* What is required: Search the listing for the string "setting" and copy every line that contains it.

BEGIN Records to process

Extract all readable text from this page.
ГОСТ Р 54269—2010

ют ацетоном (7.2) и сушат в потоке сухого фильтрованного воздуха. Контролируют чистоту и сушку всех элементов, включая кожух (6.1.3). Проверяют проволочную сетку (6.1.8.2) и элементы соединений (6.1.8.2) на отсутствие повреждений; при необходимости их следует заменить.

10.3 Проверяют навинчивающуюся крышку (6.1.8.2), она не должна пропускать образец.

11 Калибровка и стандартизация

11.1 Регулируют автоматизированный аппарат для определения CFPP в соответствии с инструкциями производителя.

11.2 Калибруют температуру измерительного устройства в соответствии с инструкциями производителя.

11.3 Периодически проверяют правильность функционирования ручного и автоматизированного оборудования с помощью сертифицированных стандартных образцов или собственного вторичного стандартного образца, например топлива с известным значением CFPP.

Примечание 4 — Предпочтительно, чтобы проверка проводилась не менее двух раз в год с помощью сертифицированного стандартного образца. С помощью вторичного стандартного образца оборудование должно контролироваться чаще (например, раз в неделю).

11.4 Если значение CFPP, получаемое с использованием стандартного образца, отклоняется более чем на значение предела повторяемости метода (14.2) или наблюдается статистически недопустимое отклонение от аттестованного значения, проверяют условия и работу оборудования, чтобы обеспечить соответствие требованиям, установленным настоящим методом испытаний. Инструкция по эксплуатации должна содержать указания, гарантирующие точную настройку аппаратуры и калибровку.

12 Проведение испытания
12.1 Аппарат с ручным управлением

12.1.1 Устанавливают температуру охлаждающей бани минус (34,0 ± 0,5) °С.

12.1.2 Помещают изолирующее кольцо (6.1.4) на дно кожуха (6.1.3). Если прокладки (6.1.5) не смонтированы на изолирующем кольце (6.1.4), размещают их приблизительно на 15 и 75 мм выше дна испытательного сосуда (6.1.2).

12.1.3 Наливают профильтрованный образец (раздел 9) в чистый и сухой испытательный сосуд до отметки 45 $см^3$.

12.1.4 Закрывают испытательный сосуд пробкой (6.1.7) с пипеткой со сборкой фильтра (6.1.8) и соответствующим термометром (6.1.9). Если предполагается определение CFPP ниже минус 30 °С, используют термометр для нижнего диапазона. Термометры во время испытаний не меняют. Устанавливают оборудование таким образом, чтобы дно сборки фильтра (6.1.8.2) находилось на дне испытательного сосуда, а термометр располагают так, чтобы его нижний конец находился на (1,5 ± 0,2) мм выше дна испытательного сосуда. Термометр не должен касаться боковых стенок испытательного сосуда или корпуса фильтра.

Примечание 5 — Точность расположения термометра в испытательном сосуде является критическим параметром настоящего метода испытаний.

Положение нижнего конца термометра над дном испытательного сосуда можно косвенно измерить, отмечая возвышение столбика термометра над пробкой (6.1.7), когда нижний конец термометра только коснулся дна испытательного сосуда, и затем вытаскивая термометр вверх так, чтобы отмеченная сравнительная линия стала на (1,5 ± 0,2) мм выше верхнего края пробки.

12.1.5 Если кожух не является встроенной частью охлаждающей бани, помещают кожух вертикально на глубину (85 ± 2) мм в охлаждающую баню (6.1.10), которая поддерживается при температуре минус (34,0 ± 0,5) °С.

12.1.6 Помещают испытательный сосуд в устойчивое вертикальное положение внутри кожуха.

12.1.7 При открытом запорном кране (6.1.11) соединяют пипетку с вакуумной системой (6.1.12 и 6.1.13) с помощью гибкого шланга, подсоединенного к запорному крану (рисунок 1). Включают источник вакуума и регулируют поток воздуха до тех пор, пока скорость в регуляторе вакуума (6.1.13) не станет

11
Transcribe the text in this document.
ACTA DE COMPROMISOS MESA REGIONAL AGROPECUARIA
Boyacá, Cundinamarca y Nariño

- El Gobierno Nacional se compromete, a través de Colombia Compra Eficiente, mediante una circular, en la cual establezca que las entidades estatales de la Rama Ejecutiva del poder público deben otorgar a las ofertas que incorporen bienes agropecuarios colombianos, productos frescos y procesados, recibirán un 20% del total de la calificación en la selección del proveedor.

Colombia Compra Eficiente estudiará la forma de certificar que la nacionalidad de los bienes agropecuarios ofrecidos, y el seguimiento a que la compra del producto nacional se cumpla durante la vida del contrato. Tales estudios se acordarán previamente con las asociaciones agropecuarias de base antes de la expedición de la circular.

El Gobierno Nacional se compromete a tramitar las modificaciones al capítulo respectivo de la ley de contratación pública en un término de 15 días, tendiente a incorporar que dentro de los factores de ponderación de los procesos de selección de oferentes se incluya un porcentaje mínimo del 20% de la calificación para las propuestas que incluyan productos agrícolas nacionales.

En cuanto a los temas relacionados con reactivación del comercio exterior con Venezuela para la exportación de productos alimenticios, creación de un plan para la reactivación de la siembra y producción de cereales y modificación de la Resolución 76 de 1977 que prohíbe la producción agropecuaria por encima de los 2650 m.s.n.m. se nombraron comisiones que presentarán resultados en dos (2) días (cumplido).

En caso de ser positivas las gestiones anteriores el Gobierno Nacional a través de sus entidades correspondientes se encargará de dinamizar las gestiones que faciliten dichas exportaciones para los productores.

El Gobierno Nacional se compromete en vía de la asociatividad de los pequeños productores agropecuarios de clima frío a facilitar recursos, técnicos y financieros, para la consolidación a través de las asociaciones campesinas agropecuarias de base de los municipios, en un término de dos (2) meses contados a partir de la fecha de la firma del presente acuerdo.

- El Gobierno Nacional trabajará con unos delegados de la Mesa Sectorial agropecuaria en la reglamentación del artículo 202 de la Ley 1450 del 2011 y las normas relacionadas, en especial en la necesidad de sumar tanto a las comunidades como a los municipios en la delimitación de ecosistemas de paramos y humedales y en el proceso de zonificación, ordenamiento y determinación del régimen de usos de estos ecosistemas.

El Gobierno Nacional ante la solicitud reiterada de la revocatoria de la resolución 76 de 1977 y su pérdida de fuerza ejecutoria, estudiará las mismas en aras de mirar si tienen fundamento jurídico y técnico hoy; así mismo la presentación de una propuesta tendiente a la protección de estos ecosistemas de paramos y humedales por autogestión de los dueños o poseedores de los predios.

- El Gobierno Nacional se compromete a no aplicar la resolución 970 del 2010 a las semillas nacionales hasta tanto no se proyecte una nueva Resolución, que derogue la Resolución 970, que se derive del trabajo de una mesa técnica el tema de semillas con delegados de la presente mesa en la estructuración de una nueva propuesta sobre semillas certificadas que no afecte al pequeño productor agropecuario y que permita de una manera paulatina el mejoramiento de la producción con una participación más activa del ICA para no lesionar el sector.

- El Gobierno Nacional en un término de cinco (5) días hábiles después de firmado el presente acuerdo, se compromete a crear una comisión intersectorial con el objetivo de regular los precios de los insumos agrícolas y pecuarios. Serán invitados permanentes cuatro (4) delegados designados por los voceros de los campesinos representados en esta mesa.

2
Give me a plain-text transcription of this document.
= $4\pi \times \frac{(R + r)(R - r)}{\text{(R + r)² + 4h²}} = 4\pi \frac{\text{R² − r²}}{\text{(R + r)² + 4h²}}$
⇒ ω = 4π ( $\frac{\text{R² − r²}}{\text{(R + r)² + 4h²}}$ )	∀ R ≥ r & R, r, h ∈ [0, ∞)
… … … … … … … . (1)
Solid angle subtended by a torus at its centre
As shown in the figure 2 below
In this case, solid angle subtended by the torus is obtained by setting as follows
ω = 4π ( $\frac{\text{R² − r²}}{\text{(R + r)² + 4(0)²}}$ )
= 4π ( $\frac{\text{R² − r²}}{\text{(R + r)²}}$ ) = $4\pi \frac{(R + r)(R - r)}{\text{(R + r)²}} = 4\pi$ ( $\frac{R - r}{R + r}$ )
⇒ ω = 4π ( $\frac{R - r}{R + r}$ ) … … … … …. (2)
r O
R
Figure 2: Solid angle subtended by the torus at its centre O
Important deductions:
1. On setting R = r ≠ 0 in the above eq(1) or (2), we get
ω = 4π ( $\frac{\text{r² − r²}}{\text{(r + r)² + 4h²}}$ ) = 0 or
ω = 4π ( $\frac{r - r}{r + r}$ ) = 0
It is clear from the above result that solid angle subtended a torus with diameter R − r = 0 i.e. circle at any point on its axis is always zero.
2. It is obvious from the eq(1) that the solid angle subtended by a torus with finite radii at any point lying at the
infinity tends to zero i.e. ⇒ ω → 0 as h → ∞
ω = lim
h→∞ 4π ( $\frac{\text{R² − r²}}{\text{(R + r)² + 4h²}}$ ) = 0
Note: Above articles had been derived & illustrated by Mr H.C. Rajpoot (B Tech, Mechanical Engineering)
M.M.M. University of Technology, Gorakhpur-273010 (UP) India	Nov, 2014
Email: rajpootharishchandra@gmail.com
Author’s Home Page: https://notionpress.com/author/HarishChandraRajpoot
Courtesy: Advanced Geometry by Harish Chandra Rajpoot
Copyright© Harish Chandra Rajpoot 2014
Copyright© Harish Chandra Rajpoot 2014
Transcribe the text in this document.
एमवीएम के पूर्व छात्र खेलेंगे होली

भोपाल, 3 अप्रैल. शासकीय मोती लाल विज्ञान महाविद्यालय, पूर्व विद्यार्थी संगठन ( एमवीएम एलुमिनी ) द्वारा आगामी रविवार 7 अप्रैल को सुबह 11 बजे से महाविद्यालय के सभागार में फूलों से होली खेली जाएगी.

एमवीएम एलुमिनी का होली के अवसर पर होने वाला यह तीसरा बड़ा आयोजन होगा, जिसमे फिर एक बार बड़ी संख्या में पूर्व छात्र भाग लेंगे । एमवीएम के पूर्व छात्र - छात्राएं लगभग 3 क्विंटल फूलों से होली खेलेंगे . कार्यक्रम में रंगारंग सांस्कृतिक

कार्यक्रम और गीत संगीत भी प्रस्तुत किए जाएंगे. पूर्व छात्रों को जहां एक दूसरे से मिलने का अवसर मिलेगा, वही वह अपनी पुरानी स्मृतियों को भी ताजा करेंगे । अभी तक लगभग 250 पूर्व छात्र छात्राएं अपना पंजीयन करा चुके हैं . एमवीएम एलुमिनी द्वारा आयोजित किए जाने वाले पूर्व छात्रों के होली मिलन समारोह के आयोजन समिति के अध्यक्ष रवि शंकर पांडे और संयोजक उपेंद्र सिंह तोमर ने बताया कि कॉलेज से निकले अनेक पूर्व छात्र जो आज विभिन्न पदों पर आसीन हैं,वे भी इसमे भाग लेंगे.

END Records to process

* Solved exercise:
In this case, solid angle subtended by the torus is obtained by setting as follows
1. On setting R = r ≠ 0 in the above eq(1) or (2), we get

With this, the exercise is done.